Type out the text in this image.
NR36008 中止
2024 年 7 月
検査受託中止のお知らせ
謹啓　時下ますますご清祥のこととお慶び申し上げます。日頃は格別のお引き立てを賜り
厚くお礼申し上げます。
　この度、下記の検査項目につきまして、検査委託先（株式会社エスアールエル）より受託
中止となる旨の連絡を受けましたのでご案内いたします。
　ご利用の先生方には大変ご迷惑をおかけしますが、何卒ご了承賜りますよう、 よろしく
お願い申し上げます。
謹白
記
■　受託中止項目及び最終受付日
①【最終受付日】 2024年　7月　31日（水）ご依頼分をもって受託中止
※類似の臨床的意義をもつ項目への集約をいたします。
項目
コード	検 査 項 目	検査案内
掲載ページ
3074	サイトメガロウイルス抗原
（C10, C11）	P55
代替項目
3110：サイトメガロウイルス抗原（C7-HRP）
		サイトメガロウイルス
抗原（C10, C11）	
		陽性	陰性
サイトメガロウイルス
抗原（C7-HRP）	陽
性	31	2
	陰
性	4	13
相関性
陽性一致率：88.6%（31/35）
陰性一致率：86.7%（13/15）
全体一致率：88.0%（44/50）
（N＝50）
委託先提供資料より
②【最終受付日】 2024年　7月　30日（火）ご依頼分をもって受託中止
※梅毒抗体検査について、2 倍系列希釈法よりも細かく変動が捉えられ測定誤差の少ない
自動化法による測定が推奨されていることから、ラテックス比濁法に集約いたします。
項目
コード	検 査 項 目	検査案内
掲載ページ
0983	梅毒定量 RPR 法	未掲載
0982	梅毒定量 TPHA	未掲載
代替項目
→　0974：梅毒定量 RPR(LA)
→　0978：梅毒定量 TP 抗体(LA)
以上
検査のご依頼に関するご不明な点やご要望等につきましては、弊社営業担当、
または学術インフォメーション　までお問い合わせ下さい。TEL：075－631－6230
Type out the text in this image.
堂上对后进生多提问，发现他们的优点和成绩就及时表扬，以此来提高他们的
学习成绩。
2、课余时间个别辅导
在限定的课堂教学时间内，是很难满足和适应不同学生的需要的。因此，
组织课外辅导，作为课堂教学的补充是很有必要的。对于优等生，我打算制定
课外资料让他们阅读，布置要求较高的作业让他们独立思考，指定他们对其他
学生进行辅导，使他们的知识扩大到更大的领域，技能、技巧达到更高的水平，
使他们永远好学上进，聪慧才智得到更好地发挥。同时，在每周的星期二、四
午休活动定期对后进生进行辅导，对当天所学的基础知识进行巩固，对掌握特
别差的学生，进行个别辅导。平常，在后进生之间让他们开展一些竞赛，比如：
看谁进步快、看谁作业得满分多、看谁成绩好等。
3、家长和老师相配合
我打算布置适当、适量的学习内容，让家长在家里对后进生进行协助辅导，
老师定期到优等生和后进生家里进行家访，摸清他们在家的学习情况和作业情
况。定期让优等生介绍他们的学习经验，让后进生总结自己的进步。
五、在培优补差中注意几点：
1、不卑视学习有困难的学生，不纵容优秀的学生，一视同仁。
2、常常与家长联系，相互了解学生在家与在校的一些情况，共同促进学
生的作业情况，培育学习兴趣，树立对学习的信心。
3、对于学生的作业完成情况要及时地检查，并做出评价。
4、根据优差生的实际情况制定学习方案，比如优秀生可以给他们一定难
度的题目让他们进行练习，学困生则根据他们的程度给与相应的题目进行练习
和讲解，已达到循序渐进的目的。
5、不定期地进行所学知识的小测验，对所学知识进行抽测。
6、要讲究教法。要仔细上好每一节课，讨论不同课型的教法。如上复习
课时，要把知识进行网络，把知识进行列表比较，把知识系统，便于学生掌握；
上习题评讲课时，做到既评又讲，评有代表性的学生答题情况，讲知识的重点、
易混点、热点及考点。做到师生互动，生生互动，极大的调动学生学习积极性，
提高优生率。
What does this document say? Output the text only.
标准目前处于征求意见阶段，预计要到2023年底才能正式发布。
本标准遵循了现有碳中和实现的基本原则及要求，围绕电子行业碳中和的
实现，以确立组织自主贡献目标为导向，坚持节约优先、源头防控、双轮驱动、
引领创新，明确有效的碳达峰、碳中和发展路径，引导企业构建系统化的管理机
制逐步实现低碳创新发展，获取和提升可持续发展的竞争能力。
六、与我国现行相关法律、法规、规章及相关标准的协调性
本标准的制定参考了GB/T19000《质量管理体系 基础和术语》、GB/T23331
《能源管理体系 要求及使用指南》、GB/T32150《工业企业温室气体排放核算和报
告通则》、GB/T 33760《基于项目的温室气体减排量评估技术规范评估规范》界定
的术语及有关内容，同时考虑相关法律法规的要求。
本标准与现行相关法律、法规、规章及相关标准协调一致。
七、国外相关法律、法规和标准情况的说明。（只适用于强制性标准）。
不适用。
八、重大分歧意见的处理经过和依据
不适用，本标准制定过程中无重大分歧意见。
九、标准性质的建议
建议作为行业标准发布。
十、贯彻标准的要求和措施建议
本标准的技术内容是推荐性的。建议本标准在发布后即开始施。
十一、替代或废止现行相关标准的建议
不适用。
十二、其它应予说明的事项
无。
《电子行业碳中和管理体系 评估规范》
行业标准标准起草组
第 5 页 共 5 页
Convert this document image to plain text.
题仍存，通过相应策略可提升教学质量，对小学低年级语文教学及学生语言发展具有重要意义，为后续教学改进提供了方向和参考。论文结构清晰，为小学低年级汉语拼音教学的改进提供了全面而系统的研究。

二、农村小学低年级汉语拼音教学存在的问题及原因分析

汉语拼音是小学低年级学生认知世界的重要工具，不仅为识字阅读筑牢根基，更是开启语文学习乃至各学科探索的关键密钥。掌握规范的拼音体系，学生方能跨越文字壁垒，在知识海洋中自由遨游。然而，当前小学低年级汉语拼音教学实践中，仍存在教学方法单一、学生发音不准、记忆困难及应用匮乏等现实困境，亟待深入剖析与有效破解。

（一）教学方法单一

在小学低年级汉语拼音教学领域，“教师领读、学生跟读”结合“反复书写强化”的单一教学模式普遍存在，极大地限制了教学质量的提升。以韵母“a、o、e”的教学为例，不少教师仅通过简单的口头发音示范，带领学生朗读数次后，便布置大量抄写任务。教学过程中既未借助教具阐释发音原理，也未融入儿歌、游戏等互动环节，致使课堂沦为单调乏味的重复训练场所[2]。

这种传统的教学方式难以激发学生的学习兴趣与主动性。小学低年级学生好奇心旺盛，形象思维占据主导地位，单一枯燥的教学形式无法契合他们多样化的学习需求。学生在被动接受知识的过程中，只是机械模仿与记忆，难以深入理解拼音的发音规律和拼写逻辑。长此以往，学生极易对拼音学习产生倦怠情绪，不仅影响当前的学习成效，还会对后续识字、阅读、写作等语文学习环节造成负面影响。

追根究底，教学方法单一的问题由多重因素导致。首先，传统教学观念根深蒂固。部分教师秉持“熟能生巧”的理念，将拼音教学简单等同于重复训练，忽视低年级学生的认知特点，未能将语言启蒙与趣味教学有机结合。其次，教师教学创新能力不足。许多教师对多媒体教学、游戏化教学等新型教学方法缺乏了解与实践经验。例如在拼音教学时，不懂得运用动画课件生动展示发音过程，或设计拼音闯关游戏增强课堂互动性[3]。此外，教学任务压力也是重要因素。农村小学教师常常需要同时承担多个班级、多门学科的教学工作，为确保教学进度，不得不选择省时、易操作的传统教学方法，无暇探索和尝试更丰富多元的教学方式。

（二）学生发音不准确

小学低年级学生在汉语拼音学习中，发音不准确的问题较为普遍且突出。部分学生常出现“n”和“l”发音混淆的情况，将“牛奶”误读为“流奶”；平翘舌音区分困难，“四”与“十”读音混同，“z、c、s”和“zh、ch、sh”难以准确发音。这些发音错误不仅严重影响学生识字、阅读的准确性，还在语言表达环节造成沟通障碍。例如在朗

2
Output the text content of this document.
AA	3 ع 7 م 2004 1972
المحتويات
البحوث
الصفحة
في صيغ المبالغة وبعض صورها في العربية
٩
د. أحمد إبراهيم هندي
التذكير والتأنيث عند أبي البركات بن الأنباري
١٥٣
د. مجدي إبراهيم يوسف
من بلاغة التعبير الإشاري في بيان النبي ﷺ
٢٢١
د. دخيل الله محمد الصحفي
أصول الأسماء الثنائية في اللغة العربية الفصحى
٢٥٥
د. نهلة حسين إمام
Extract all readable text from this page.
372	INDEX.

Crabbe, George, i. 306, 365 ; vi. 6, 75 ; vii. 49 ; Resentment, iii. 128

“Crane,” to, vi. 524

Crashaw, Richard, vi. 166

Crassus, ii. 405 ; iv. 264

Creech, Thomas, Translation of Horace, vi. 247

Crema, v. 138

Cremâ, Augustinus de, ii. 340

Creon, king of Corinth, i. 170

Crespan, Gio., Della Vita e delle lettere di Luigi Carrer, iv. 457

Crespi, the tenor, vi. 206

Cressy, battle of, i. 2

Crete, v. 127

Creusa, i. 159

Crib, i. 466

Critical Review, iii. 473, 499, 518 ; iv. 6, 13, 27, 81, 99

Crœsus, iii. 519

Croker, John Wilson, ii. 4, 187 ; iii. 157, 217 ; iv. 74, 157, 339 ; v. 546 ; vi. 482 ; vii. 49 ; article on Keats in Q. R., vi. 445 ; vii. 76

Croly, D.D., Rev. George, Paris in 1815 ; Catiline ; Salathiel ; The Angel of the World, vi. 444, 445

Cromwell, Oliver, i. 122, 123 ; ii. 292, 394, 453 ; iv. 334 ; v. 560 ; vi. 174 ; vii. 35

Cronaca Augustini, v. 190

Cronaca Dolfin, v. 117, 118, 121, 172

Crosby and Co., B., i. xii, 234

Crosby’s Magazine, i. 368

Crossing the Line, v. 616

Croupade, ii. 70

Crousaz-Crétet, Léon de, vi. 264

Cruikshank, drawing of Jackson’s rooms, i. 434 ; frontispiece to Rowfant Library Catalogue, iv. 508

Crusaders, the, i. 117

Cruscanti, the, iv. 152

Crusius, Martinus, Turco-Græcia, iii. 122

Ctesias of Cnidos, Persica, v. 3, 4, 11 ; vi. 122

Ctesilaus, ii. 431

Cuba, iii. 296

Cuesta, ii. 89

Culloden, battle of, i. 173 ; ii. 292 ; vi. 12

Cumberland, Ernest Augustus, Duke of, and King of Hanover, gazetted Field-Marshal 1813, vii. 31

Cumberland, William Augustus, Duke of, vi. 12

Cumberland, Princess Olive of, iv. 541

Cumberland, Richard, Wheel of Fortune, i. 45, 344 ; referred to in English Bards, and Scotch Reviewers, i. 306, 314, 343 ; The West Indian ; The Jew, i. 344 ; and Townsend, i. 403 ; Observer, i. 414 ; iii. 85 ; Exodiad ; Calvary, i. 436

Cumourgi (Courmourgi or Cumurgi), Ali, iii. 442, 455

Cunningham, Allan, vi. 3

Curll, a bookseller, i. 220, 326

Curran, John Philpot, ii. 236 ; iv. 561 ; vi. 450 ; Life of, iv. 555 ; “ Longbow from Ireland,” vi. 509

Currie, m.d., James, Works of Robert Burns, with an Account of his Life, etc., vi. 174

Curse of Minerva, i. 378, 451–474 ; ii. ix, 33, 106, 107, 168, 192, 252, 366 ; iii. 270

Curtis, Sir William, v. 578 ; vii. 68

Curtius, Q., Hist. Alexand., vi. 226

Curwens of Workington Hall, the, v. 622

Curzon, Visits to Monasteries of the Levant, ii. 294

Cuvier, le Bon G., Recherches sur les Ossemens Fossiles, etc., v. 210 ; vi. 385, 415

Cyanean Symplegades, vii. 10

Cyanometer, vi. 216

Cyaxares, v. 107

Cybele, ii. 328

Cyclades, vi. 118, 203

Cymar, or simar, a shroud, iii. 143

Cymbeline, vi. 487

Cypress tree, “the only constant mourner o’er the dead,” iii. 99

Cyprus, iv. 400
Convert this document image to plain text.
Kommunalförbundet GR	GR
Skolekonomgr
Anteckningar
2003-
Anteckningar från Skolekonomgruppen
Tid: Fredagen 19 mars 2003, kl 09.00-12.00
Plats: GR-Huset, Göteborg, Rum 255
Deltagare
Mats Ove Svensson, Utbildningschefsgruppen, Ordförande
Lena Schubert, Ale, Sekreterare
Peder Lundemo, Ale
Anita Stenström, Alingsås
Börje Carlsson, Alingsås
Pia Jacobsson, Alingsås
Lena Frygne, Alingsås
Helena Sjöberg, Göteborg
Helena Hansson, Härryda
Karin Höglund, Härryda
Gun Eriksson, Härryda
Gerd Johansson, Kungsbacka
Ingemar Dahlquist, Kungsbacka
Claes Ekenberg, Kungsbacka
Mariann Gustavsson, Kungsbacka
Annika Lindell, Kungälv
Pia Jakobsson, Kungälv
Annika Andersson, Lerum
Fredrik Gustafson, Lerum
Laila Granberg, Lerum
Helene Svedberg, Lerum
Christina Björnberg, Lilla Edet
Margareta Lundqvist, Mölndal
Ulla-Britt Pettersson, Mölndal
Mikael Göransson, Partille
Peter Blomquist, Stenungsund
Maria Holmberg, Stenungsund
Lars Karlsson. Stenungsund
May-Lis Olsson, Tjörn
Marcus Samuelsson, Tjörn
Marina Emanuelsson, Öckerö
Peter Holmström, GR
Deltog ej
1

######

Work instructions
A line counts if it holds the word "Stenungsund". Work out how many lines in the listing count, and give only that number.

Written response
3